▶ [REQUIRED WORK]: Leave out the pictures and copy the remaining records exactly.

Dataset items:
○ ○ ○ ○ ○ ○ ○
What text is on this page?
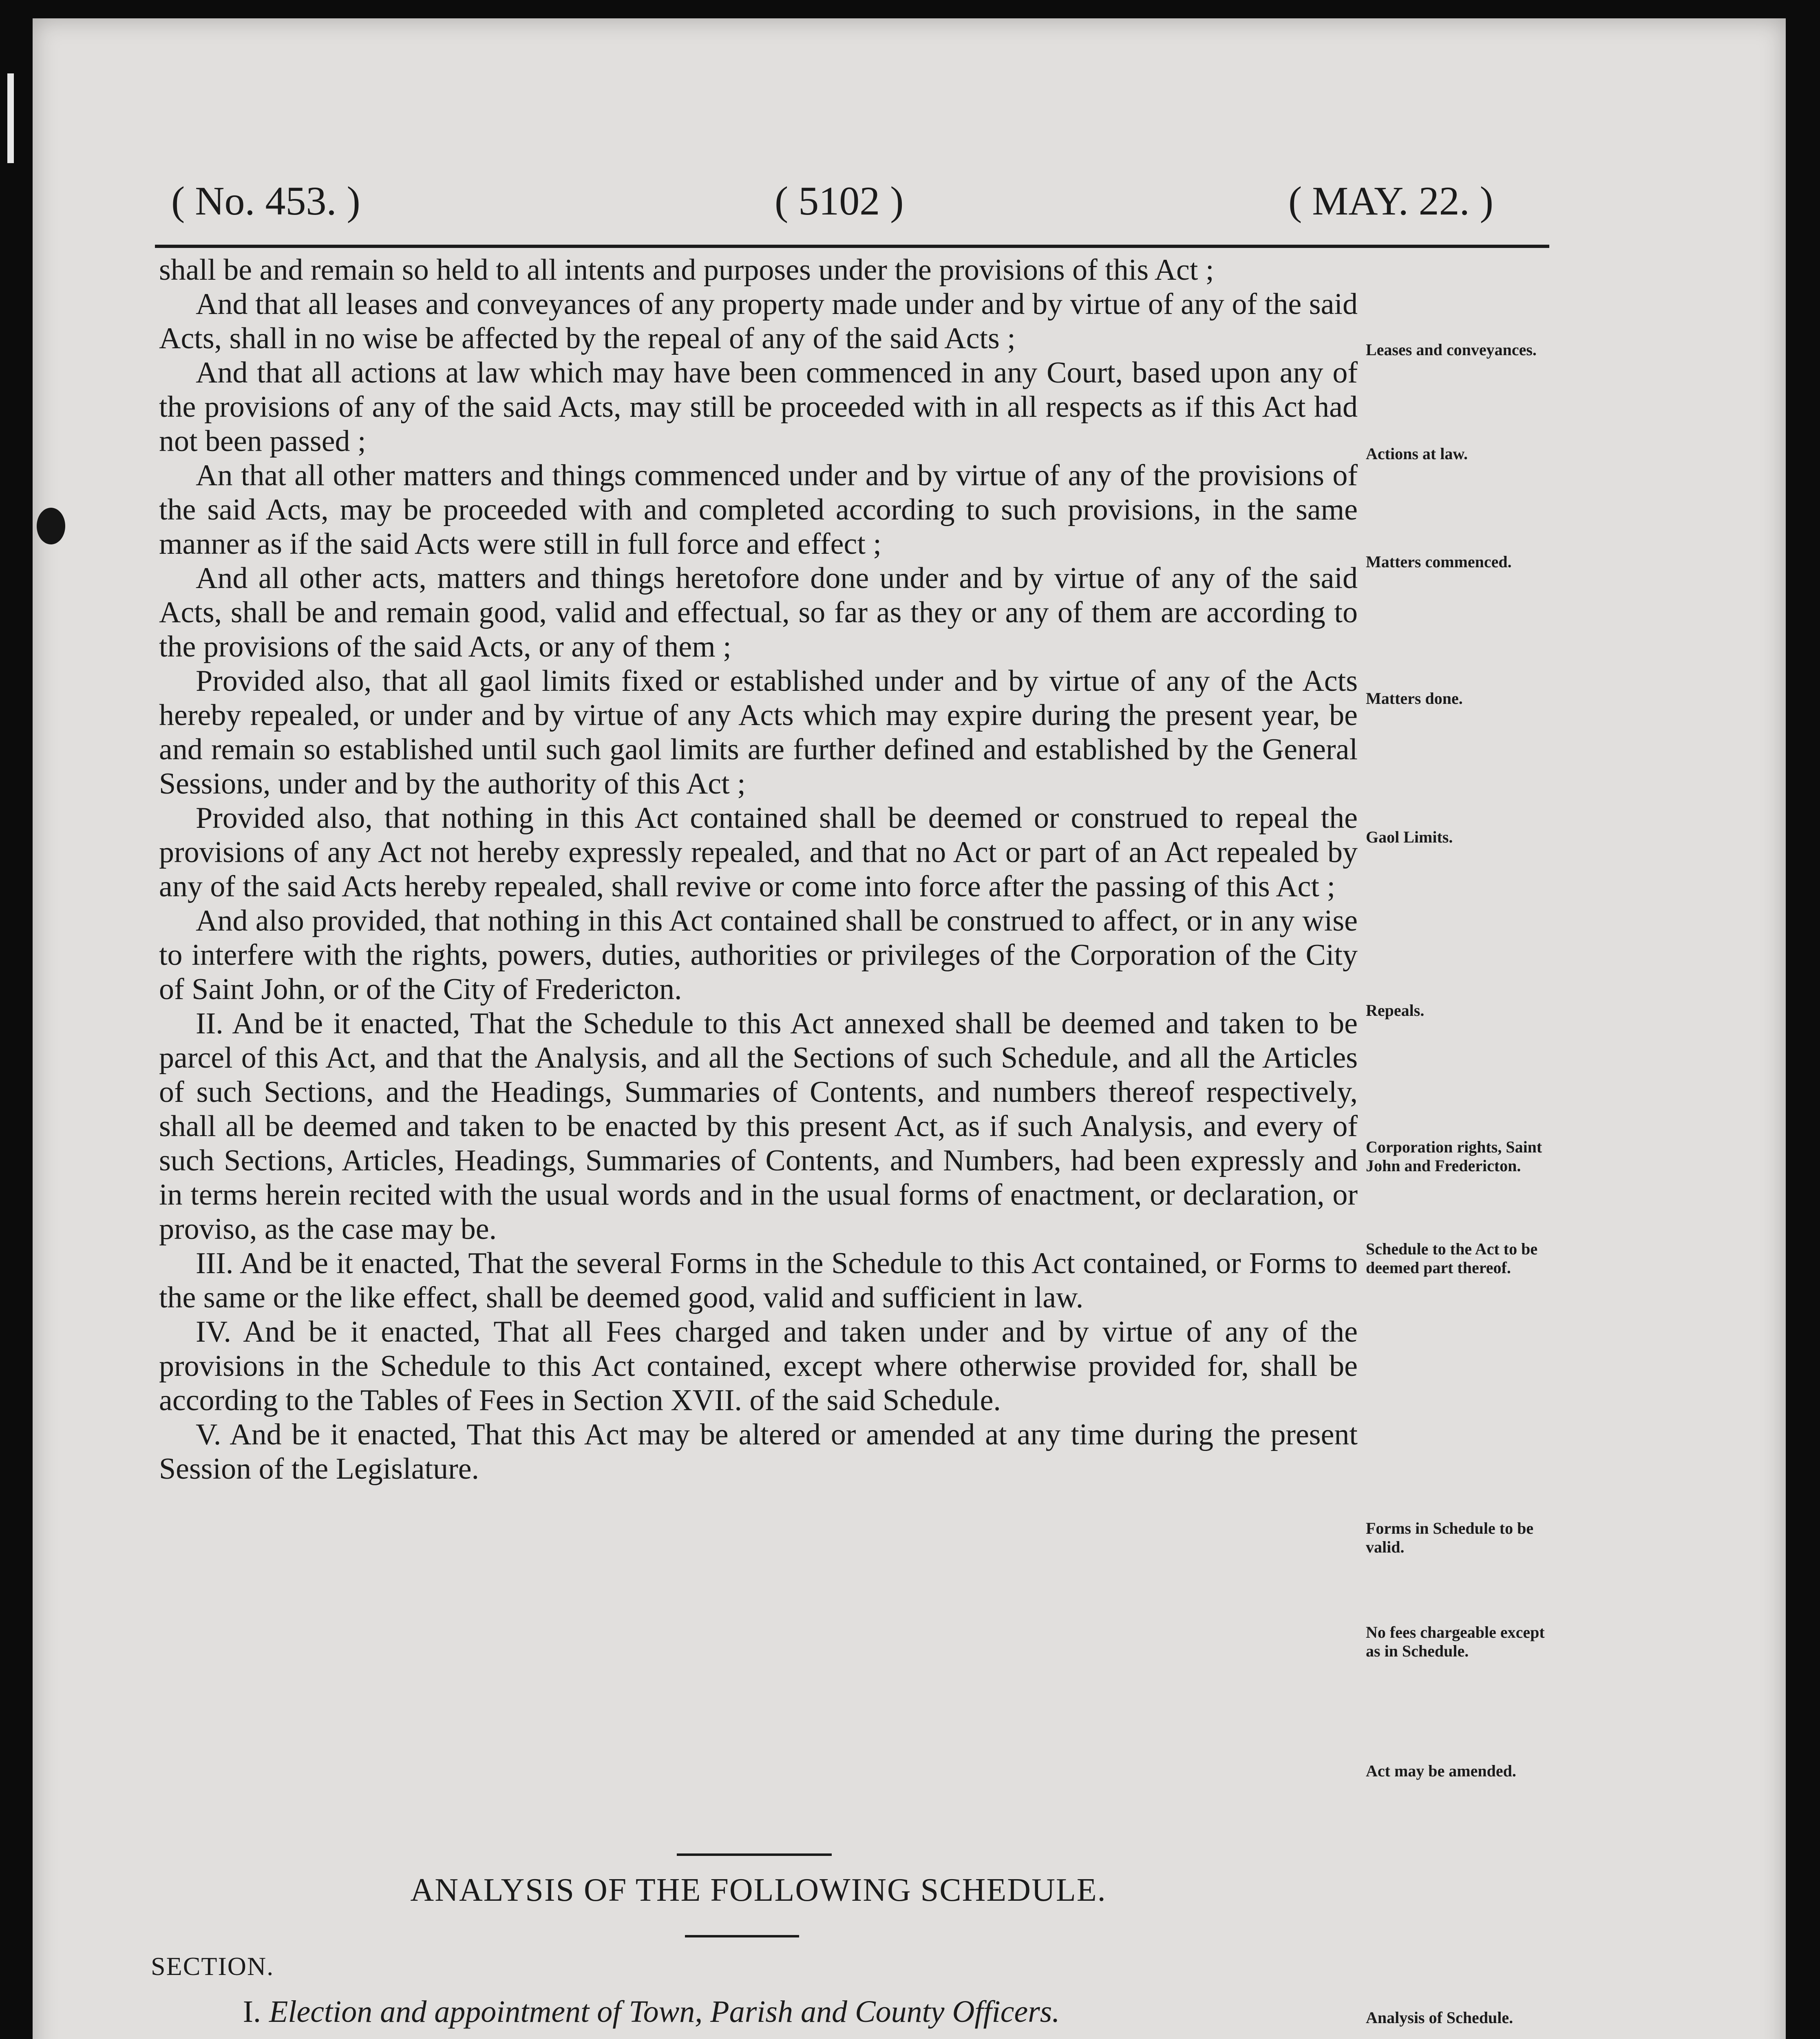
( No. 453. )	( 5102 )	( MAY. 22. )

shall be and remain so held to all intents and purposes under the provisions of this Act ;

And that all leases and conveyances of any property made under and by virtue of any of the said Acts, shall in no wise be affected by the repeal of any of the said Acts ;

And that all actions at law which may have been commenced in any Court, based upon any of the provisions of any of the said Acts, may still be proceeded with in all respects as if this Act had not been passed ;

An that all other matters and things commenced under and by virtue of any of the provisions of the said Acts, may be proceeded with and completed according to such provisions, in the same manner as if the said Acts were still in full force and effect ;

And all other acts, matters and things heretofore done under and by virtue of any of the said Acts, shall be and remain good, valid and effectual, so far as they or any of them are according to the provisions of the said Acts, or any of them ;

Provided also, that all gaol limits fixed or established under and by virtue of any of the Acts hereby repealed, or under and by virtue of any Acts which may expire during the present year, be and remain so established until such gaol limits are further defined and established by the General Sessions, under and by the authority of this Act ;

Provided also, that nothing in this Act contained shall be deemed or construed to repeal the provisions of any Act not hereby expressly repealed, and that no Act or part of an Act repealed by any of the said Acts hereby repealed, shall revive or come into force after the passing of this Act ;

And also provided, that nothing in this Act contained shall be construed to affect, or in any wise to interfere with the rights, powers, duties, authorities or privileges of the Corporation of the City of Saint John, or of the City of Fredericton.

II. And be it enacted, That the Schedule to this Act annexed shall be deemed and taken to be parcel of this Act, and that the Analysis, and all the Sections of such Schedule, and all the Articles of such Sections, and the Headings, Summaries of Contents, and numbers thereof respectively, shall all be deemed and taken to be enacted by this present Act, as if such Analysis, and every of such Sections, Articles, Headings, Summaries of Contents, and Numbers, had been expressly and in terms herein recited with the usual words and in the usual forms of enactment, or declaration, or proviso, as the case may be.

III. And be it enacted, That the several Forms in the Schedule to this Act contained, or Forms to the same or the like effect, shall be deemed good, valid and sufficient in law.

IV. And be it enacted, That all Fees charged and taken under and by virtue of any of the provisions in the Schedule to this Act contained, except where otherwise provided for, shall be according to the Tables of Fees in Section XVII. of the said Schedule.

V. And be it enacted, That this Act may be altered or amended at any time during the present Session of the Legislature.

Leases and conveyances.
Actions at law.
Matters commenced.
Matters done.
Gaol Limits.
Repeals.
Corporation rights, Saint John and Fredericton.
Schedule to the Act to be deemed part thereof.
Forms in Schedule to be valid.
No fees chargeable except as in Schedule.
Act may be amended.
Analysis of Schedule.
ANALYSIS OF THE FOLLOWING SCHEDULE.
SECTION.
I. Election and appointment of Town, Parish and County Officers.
○ ○ ○ ○ ○ ○ ○
▶ [OUTPUT OF THE TASK]:
What text is on this page?
( No. 453. )	( 5102 )	( MAY. 22. )

shall be and remain so held to all intents and purposes under the provisions of this Act ;

And that all leases and conveyances of any property made under and by virtue of any of the said Acts, shall in no wise be affected by the repeal of any of the said Acts ;

And that all actions at law which may have been commenced in any Court, based upon any of the provisions of any of the said Acts, may still be proceeded with in all respects as if this Act had not been passed ;

An that all other matters and things commenced under and by virtue of any of the provisions of the said Acts, may be proceeded with and completed according to such provisions, in the same manner as if the said Acts were still in full force and effect ;

And all other acts, matters and things heretofore done under and by virtue of any of the said Acts, shall be and remain good, valid and effectual, so far as they or any of them are according to the provisions of the said Acts, or any of them ;

Provided also, that all gaol limits fixed or established under and by virtue of any of the Acts hereby repealed, or under and by virtue of any Acts which may expire during the present year, be and remain so established until such gaol limits are further defined and established by the General Sessions, under and by the authority of this Act ;

Provided also, that nothing in this Act contained shall be deemed or construed to repeal the provisions of any Act not hereby expressly repealed, and that no Act or part of an Act repealed by any of the said Acts hereby repealed, shall revive or come into force after the passing of this Act ;

And also provided, that nothing in this Act contained shall be construed to affect, or in any wise to interfere with the rights, powers, duties, authorities or privileges of the Corporation of the City of Saint John, or of the City of Fredericton.

II. And be it enacted, That the Schedule to this Act annexed shall be deemed and taken to be parcel of this Act, and that the Analysis, and all the Sections of such Schedule, and all the Articles of such Sections, and the Headings, Summaries of Contents, and numbers thereof respectively, shall all be deemed and taken to be enacted by this present Act, as if such Analysis, and every of such Sections, Articles, Headings, Summaries of Contents, and Numbers, had been expressly and in terms herein recited with the usual words and in the usual forms of enactment, or declaration, or proviso, as the case may be.

III. And be it enacted, That the several Forms in the Schedule to this Act contained, or Forms to the same or the like effect, shall be deemed good, valid and sufficient in law.

IV. And be it enacted, That all Fees charged and taken under and by virtue of any of the provisions in the Schedule to this Act contained, except where otherwise provided for, shall be according to the Tables of Fees in Section XVII. of the said Schedule.

V. And be it enacted, That this Act may be altered or amended at any time during the present Session of the Legislature.

Leases and conveyances.
Actions at law.
Matters commenced.
Matters done.
Gaol Limits.
Repeals.
Corporation rights, Saint John and Fredericton.
Schedule to the Act to be deemed part thereof.
Forms in Schedule to be valid.
No fees chargeable except as in Schedule.
Act may be amended.
Analysis of Schedule.
ANALYSIS OF THE FOLLOWING SCHEDULE.
SECTION.
I. Election and appointment of Town, Parish and County Officers.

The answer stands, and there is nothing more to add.